- _Exercise_:
Transcribe the records that follow in their entirety, omitting any pictures.

- _Task material_:
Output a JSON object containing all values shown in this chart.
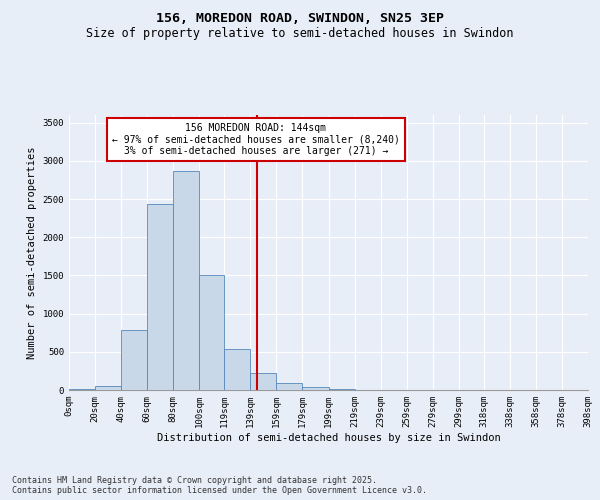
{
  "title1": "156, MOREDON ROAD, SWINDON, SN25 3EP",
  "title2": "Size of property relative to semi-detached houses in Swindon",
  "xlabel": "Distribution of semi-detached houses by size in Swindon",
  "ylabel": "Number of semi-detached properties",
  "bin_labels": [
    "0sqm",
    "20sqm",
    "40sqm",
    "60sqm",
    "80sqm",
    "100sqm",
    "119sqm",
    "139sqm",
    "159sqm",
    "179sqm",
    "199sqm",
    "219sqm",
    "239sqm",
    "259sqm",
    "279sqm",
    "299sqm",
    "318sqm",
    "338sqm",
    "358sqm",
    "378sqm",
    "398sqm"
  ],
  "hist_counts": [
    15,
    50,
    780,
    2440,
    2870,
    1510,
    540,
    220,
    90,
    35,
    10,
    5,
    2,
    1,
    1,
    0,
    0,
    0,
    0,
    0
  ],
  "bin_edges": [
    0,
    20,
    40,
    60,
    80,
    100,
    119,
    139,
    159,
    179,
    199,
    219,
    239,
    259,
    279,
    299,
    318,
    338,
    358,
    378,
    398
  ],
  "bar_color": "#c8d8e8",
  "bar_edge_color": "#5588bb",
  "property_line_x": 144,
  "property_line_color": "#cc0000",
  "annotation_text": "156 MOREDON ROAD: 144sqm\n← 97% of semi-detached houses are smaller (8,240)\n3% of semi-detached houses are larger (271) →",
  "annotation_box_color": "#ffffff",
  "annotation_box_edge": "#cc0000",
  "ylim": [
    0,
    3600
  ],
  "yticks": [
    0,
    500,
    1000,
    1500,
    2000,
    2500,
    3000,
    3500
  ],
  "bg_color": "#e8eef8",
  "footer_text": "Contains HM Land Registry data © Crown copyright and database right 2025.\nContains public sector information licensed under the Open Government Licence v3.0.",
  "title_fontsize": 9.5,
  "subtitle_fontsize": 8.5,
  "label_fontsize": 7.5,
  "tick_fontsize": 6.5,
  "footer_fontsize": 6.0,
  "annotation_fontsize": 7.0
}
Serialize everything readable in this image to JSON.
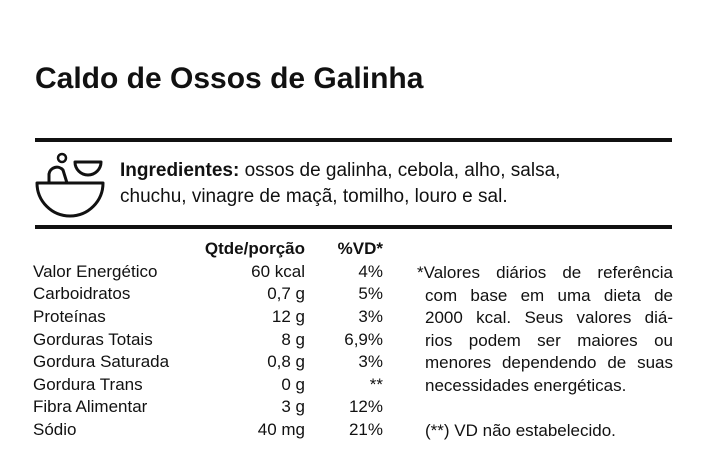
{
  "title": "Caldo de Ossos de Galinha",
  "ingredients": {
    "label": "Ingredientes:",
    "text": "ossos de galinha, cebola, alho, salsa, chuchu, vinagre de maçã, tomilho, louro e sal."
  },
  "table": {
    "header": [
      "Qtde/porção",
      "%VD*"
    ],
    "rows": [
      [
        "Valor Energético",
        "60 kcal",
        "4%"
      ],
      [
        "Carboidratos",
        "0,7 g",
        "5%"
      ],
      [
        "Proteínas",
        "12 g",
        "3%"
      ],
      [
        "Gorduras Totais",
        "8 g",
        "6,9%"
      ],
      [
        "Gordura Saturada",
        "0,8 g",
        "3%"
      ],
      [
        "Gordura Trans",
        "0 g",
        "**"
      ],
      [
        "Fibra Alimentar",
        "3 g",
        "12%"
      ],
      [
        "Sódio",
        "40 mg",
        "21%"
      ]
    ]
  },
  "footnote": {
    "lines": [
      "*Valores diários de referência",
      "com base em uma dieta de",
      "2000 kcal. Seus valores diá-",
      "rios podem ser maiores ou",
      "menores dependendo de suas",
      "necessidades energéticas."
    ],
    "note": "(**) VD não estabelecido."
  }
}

- _Finished answer_:
Output a JSON object containing all values shown in this chart.
{
  "title1": "156, MOREDON ROAD, SWINDON, SN25 3EP",
  "title2": "Size of property relative to semi-detached houses in Swindon",
  "xlabel": "Distribution of semi-detached houses by size in Swindon",
  "ylabel": "Number of semi-detached properties",
  "bin_labels": [
    "0sqm",
    "20sqm",
    "40sqm",
    "60sqm",
    "80sqm",
    "100sqm",
    "119sqm",
    "139sqm",
    "159sqm",
    "179sqm",
    "199sqm",
    "219sqm",
    "239sqm",
    "259sqm",
    "279sqm",
    "299sqm",
    "318sqm",
    "338sqm",
    "358sqm",
    "378sqm",
    "398sqm"
  ],
  "hist_counts": [
    15,
    50,
    780,
    2440,
    2870,
    1510,
    540,
    220,
    90,
    35,
    10,
    5,
    2,
    1,
    1,
    0,
    0,
    0,
    0,
    0
  ],
  "bin_edges": [
    0,
    20,
    40,
    60,
    80,
    100,
    119,
    139,
    159,
    179,
    199,
    219,
    239,
    259,
    279,
    299,
    318,
    338,
    358,
    378,
    398
  ],
  "bar_color": "#c8d8e8",
  "bar_edge_color": "#5588bb",
  "property_line_x": 144,
  "property_line_color": "#cc0000",
  "annotation_text": "156 MOREDON ROAD: 144sqm\n← 97% of semi-detached houses are smaller (8,240)\n3% of semi-detached houses are larger (271) →",
  "annotation_box_color": "#ffffff",
  "annotation_box_edge": "#cc0000",
  "ylim": [
    0,
    3600
  ],
  "yticks": [
    0,
    500,
    1000,
    1500,
    2000,
    2500,
    3000,
    3500
  ],
  "bg_color": "#e8eef8",
  "footer_text": "Contains HM Land Registry data © Crown copyright and database right 2025.\nContains public sector information licensed under the Open Government Licence v3.0.",
  "title_fontsize": 9.5,
  "subtitle_fontsize": 8.5,
  "label_fontsize": 7.5,
  "tick_fontsize": 6.5,
  "footer_fontsize": 6.0,
  "annotation_fontsize": 7.0
}
Serialize everything readable in this image to JSON.
{
  "title": "Caldo de Ossos de Galinha",
  "ingredients": {
    "label": "Ingredientes:",
    "text": "ossos de galinha, cebola, alho, salsa, chuchu, vinagre de maçã, tomilho, louro e sal."
  },
  "table": {
    "header": [
      "Qtde/porção",
      "%VD*"
    ],
    "rows": [
      [
        "Valor Energético",
        "60 kcal",
        "4%"
      ],
      [
        "Carboidratos",
        "0,7 g",
        "5%"
      ],
      [
        "Proteínas",
        "12 g",
        "3%"
      ],
      [
        "Gorduras Totais",
        "8 g",
        "6,9%"
      ],
      [
        "Gordura Saturada",
        "0,8 g",
        "3%"
      ],
      [
        "Gordura Trans",
        "0 g",
        "**"
      ],
      [
        "Fibra Alimentar",
        "3 g",
        "12%"
      ],
      [
        "Sódio",
        "40 mg",
        "21%"
      ]
    ]
  },
  "footnote": {
    "lines": [
      "*Valores diários de referência",
      "com base em uma dieta de",
      "2000 kcal. Seus valores diá-",
      "rios podem ser maiores ou",
      "menores dependendo de suas",
      "necessidades energéticas."
    ],
    "note": "(**) VD não estabelecido."
  }
}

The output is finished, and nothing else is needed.